Output all the material that follows, exactly as given.

--- --- ---

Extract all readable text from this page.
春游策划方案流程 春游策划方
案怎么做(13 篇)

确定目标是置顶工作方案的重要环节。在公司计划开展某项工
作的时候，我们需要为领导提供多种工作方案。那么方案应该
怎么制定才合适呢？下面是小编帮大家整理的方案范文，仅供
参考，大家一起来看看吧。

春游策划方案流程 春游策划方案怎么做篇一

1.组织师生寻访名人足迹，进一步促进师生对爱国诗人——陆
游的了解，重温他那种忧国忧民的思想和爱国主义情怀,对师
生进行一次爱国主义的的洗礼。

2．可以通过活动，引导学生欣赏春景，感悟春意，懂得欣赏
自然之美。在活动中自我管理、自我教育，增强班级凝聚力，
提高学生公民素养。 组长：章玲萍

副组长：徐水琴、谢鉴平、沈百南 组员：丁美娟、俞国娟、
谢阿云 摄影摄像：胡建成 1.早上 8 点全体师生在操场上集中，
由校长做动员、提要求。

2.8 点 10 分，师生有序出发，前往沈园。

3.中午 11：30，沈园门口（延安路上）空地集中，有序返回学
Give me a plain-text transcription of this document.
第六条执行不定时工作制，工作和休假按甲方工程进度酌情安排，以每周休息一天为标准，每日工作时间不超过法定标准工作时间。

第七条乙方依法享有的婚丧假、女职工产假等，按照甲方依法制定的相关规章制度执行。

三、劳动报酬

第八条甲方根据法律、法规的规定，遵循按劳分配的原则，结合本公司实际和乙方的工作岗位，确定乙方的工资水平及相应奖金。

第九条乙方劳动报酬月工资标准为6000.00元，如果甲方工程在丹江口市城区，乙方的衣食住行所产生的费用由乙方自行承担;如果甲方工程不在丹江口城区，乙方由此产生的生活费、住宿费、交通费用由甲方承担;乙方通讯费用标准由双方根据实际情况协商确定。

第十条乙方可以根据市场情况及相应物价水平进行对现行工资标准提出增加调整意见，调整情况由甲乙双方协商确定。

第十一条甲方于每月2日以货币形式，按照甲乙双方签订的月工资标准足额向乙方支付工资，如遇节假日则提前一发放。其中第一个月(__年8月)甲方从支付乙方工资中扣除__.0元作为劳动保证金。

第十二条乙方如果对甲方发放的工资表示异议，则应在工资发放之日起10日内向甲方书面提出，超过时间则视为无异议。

--- --- ---

■ Exercise response
Extract all readable text from this page.
春游策划方案流程 春游策划方
案怎么做(13 篇)

确定目标是置顶工作方案的重要环节。在公司计划开展某项工
作的时候，我们需要为领导提供多种工作方案。那么方案应该
怎么制定才合适呢？下面是小编帮大家整理的方案范文，仅供
参考，大家一起来看看吧。

春游策划方案流程 春游策划方案怎么做篇一

1.组织师生寻访名人足迹，进一步促进师生对爱国诗人——陆
游的了解，重温他那种忧国忧民的思想和爱国主义情怀,对师
生进行一次爱国主义的的洗礼。

2．可以通过活动，引导学生欣赏春景，感悟春意，懂得欣赏
自然之美。在活动中自我管理、自我教育，增强班级凝聚力，
提高学生公民素养。 组长：章玲萍

副组长：徐水琴、谢鉴平、沈百南 组员：丁美娟、俞国娟、
谢阿云 摄影摄像：胡建成 1.早上 8 点全体师生在操场上集中，
由校长做动员、提要求。

2.8 点 10 分，师生有序出发，前往沈园。

3.中午 11：30，沈园门口（延安路上）空地集中，有序返回学
Give me a plain-text transcription of this document.
第六条执行不定时工作制，工作和休假按甲方工程进度酌情安排，以每周休息一天为标准，每日工作时间不超过法定标准工作时间。

第七条乙方依法享有的婚丧假、女职工产假等，按照甲方依法制定的相关规章制度执行。

三、劳动报酬

第八条甲方根据法律、法规的规定，遵循按劳分配的原则，结合本公司实际和乙方的工作岗位，确定乙方的工资水平及相应奖金。

第九条乙方劳动报酬月工资标准为6000.00元，如果甲方工程在丹江口市城区，乙方的衣食住行所产生的费用由乙方自行承担;如果甲方工程不在丹江口城区，乙方由此产生的生活费、住宿费、交通费用由甲方承担;乙方通讯费用标准由双方根据实际情况协商确定。

第十条乙方可以根据市场情况及相应物价水平进行对现行工资标准提出增加调整意见，调整情况由甲乙双方协商确定。

第十一条甲方于每月2日以货币形式，按照甲乙双方签订的月工资标准足额向乙方支付工资，如遇节假日则提前一发放。其中第一个月(__年8月)甲方从支付乙方工资中扣除__.0元作为劳动保证金。

第十二条乙方如果对甲方发放的工资表示异议，则应在工资发放之日起10日内向甲方书面提出，超过时间则视为无异议。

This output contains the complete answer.